====== RECORD EXCERPTS ======
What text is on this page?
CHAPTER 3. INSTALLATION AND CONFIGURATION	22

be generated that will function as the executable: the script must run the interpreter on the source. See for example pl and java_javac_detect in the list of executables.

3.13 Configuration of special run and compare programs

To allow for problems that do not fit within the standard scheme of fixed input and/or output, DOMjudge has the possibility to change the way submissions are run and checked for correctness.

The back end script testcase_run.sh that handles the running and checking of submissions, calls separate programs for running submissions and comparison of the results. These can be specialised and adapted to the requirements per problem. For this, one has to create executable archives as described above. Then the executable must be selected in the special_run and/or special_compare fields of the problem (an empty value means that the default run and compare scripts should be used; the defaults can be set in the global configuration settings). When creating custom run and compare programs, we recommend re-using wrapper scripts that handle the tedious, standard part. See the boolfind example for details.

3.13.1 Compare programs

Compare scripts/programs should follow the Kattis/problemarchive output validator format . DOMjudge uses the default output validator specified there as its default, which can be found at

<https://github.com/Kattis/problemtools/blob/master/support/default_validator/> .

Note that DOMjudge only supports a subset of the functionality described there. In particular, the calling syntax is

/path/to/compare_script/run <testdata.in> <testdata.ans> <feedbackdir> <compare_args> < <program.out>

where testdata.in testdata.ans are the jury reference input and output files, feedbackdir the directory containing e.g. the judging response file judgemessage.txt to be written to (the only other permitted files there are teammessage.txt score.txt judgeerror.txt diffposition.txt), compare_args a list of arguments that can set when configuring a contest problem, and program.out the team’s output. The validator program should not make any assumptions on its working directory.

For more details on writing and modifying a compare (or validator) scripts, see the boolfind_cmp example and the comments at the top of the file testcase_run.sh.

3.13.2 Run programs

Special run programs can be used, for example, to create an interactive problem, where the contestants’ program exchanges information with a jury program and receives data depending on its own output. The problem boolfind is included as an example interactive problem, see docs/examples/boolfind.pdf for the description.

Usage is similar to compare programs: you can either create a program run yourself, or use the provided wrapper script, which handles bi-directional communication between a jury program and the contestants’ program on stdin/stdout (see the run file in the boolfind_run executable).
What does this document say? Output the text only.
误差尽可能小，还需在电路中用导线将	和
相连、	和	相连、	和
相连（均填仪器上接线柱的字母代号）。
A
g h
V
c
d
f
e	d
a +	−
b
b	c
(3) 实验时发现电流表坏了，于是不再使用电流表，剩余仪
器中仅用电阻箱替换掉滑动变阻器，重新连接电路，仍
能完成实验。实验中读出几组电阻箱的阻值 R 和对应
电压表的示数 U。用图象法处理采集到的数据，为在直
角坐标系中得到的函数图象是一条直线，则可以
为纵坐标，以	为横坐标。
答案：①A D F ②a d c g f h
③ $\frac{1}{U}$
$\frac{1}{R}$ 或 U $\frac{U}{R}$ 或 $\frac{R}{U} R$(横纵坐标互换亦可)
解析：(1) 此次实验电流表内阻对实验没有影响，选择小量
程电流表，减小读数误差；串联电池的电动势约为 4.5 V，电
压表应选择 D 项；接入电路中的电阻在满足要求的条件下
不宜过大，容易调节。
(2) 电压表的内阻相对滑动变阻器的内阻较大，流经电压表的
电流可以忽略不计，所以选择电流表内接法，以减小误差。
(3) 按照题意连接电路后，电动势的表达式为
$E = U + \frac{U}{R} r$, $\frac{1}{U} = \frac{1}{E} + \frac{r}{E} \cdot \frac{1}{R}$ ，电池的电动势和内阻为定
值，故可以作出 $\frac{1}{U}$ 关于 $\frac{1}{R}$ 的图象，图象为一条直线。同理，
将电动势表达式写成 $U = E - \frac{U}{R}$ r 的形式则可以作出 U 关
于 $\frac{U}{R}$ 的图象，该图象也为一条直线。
======
TO DO: Using the entries above, please restate each one word for word.

TASK RESPONSE:
What text is on this page?
CHAPTER 3. INSTALLATION AND CONFIGURATION	22

be generated that will function as the executable: the script must run the interpreter on the source. See for example pl and java_javac_detect in the list of executables.

3.13 Configuration of special run and compare programs

To allow for problems that do not fit within the standard scheme of fixed input and/or output, DOMjudge has the possibility to change the way submissions are run and checked for correctness.

The back end script testcase_run.sh that handles the running and checking of submissions, calls separate programs for running submissions and comparison of the results. These can be specialised and adapted to the requirements per problem. For this, one has to create executable archives as described above. Then the executable must be selected in the special_run and/or special_compare fields of the problem (an empty value means that the default run and compare scripts should be used; the defaults can be set in the global configuration settings). When creating custom run and compare programs, we recommend re-using wrapper scripts that handle the tedious, standard part. See the boolfind example for details.

3.13.1 Compare programs

Compare scripts/programs should follow the Kattis/problemarchive output validator format . DOMjudge uses the default output validator specified there as its default, which can be found at

<https://github.com/Kattis/problemtools/blob/master/support/default_validator/> .

Note that DOMjudge only supports a subset of the functionality described there. In particular, the calling syntax is

/path/to/compare_script/run <testdata.in> <testdata.ans> <feedbackdir> <compare_args> < <program.out>

where testdata.in testdata.ans are the jury reference input and output files, feedbackdir the directory containing e.g. the judging response file judgemessage.txt to be written to (the only other permitted files there are teammessage.txt score.txt judgeerror.txt diffposition.txt), compare_args a list of arguments that can set when configuring a contest problem, and program.out the team’s output. The validator program should not make any assumptions on its working directory.

For more details on writing and modifying a compare (or validator) scripts, see the boolfind_cmp example and the comments at the top of the file testcase_run.sh.

3.13.2 Run programs

Special run programs can be used, for example, to create an interactive problem, where the contestants’ program exchanges information with a jury program and receives data depending on its own output. The problem boolfind is included as an example interactive problem, see docs/examples/boolfind.pdf for the description.

Usage is similar to compare programs: you can either create a program run yourself, or use the provided wrapper script, which handles bi-directional communication between a jury program and the contestants’ program on stdin/stdout (see the run file in the boolfind_run executable).
What does this document say? Output the text only.
误差尽可能小，还需在电路中用导线将	和
相连、	和	相连、	和
相连（均填仪器上接线柱的字母代号）。
A
g h
V
c
d
f
e	d
a +	−
b
b	c
(3) 实验时发现电流表坏了，于是不再使用电流表，剩余仪
器中仅用电阻箱替换掉滑动变阻器，重新连接电路，仍
能完成实验。实验中读出几组电阻箱的阻值 R 和对应
电压表的示数 U。用图象法处理采集到的数据，为在直
角坐标系中得到的函数图象是一条直线，则可以
为纵坐标，以	为横坐标。
答案：①A D F ②a d c g f h
③ $\frac{1}{U}$
$\frac{1}{R}$ 或 U $\frac{U}{R}$ 或 $\frac{R}{U} R$(横纵坐标互换亦可)
解析：(1) 此次实验电流表内阻对实验没有影响，选择小量
程电流表，减小读数误差；串联电池的电动势约为 4.5 V，电
压表应选择 D 项；接入电路中的电阻在满足要求的条件下
不宜过大，容易调节。
(2) 电压表的内阻相对滑动变阻器的内阻较大，流经电压表的
电流可以忽略不计，所以选择电流表内接法，以减小误差。
(3) 按照题意连接电路后，电动势的表达式为
$E = U + \frac{U}{R} r$, $\frac{1}{U} = \frac{1}{E} + \frac{r}{E} \cdot \frac{1}{R}$ ，电池的电动势和内阻为定
值，故可以作出 $\frac{1}{U}$ 关于 $\frac{1}{R}$ 的图象，图象为一条直线。同理，
将电动势表达式写成 $U = E - \frac{U}{R}$ r 的形式则可以作出 U 关
于 $\frac{U}{R}$ 的图象，该图象也为一条直线。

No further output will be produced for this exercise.